抜粋:
新型コロナウイルスが世界のサッカーに大きな影響を及ぼしている。Jリーグが中断されたと思ったら、欧州5大リーグとCLも中断、延期となってしまった。ユーベ、チェルシーの選手、アーセナルの監督まで感染してしまい、すごいことになっている。今年一番楽しみにしているEURO2020も開催が危ぶまれている。つい先日のリバプールアトレチコに興奮していた時間が遠い昔のような気がする。なんか時間が止まってしまったみたいである。

 

欧州のサッカーが動かなくなってしまったので、普段あんまり考えることのないサッカー関連のことをいろいろと思案していた。その中で昔からしっかりと自分の中で考えてみようと思っていたことがありその1つが「感謝」についてである。まずもって僕自身が「感謝」という概念から程遠い人間であったので、感謝についていろいろと述べることは気が引ける。タイミングが良く、日本スポーツ協会発行の『Sport Japan』Vol48の中で「人のため?自分のため?スポーツにおける感謝とは」が特集されていた。

 

トップアスリートのインタビューなどで感謝のことばを口にするプレーヤーを、近年、なんと多く見かけるようになったことだろう。一方、日々のスポーツにおいても、感謝の大切さを説く指導者は少なくない。

はて、なぜスポーツには感謝が必要なのか。その意味を問えば、より深い導きが、また見えてくる。

 

 

特集記事によると、「スポーツと感謝の研究は、日本ではあまり進んでいないのが現状で、海外でも感謝それ自体の心理学の研究は2000年代に入ってから活性化されてきた」ようである。長い人類史上で見れば、宗教や哲学、そして道徳では研究というより常識の範囲である。「逆説的に言えば、感謝が見えにくい世の中になったから」であり、「現代のような競争社会にいては、感謝の思いが当たり前のこととして享受しにくく、言及されなければ伝わりにくくなった」といえるかもしれない。そうである。

 

例えば、感謝の思いがあることでバーンアウト燃え尽き症候群)が抑えられる。これは、物事を成し遂げたとき、スポーツをやっていたその意味を感謝の気持ちが補てんしてくれる。予期せぬネガティブなことにも対応しやすくなると考えられている。

 

違う記事には、剣道には「打って反省、打たれて感謝」という言葉がある。同じスポーツでもサッカーとは全く違う世界観があり、剣道で大切にされている「残心」というものもあるようである。武道である剣道についてはこれからのサッカーのヒントがあるような気がする。

 

では、サッカーとはいかなるものであるか?

例えば、いまここにコップ一杯の水と一つの角砂糖がある。水が人生だとしたら、サッカーとは、一つの角砂糖のようなものである。

固い立方体の角砂糖を水に落とした瞬間、角砂糖は溶けてコップ全体の水が甘くなる。これは、角砂糖が水に影響を与えたということである。サッカーが人生に与える影響も似たようなものだ。サッカーは、そのままでは無味無臭である人生に、何らかの「味」をつけ加えるからだ。つまりサッカーは、七十年八十年という人の人生に対して、一つのとても大きな影響を与えることになる。

『日本人よ』イビチャ・オシム 

 

改めて、サッカーが止まっているこの期間、当たり前に日常が動いていたことに感謝をしなければならない。普通にサッカーができること、そして普通に苦しむこと、普通にご飯が食べられること、普通に生活が送れるということは、普通なほどに意識しづらい。

水に溶かされた角砂糖のコップの中に、感謝を入れてみるとどのような味がするのだろうか。しばし思案することで、サッカーの幅なり奥行きが広がるかもしれない。

[データ収集から得た記録]
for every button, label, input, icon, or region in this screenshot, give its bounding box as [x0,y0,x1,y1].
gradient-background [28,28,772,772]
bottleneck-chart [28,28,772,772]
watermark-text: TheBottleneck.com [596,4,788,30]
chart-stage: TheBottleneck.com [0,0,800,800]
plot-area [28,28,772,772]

情報の活用:
1. 抜粋について、次の問いに答えてください。
(a) 特集が掲載されていた、日本スポーツ協会発行の誌名と号は何ですか？
(b) 剣道にある言葉として紹介されているのは何ですか？
(c) 水が人生だとしたら、サッカーは何のようなものだとされていますか？
2. 抜粋の「固い立方体の角砂糖を水に落と」から「きな影響を与えることになる。」までをすべて書き写してください。

設問別の解答:
1.
(a) 『Sport Japan』Vol48
(b) 「打って反省、打たれて感謝」
(c) 一つの角砂糖

2.
固い立方体の角砂糖を水に落とした瞬間、角砂糖は溶けてコップ全体の水が甘くなる。これは、角砂糖が水に影響を与えたということである。サッカーが人生に与える影響も似たようなものだ。サッカーは、そのままでは無味無臭である人生に、何らかの「味」をつけ加えるからだ。つまりサッカーは、七十年八十年という人の人生に対して、一つのとても大きな影響を与えることになる。